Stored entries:
◇ ◇ ◇ ◇ ◇

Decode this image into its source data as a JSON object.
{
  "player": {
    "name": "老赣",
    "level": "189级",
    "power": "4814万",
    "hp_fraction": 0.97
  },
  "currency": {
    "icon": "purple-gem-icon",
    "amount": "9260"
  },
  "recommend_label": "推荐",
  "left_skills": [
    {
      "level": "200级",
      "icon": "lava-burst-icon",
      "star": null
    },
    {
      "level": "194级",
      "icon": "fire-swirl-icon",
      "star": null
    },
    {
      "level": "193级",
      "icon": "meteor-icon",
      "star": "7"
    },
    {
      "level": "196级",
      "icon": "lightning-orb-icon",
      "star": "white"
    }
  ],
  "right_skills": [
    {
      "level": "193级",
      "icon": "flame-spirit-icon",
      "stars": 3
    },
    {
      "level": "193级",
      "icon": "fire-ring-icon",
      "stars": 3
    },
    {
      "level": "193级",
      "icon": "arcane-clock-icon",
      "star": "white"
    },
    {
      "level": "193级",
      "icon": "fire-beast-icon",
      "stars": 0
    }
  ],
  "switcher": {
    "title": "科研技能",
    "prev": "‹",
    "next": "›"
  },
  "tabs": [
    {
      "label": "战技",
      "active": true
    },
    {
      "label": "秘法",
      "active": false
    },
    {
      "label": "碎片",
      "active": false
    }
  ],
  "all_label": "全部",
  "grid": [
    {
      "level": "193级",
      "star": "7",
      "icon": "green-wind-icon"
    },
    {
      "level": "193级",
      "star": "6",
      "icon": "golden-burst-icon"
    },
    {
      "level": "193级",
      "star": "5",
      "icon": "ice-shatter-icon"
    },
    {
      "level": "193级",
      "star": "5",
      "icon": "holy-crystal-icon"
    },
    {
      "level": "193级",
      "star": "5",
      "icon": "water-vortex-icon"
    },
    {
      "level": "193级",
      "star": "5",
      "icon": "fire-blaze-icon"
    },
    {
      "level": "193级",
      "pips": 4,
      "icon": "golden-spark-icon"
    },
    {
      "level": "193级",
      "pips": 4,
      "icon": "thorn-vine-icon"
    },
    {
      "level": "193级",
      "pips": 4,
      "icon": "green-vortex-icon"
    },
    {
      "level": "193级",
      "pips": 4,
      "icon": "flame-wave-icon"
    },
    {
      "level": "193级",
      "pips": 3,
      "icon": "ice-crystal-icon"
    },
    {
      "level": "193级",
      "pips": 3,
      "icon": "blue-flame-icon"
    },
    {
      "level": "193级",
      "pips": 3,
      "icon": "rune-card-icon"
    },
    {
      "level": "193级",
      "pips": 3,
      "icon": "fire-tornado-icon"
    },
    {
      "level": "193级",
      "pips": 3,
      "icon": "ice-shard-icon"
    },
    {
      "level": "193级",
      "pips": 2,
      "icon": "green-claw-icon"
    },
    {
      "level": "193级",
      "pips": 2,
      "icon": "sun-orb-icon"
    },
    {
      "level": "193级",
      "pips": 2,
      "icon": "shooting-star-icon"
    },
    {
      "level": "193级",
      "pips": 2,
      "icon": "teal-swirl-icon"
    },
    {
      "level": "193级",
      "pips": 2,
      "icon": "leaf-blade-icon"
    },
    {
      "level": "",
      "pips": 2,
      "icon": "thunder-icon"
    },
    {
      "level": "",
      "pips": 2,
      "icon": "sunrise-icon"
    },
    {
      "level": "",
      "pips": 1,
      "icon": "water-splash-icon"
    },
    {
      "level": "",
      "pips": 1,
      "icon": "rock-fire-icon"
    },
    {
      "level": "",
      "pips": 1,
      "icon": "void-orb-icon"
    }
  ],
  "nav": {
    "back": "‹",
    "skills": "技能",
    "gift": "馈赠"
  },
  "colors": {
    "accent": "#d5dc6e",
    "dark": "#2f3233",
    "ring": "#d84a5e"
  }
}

◇ ◇ ◇ ◇ ◇

_REQUIRED TASK:_ In the listing above, find each line with the word "water" and copy it.

_ANSWER:_
      "icon": "water-vortex-icon"
      "icon": "water-splash-icon"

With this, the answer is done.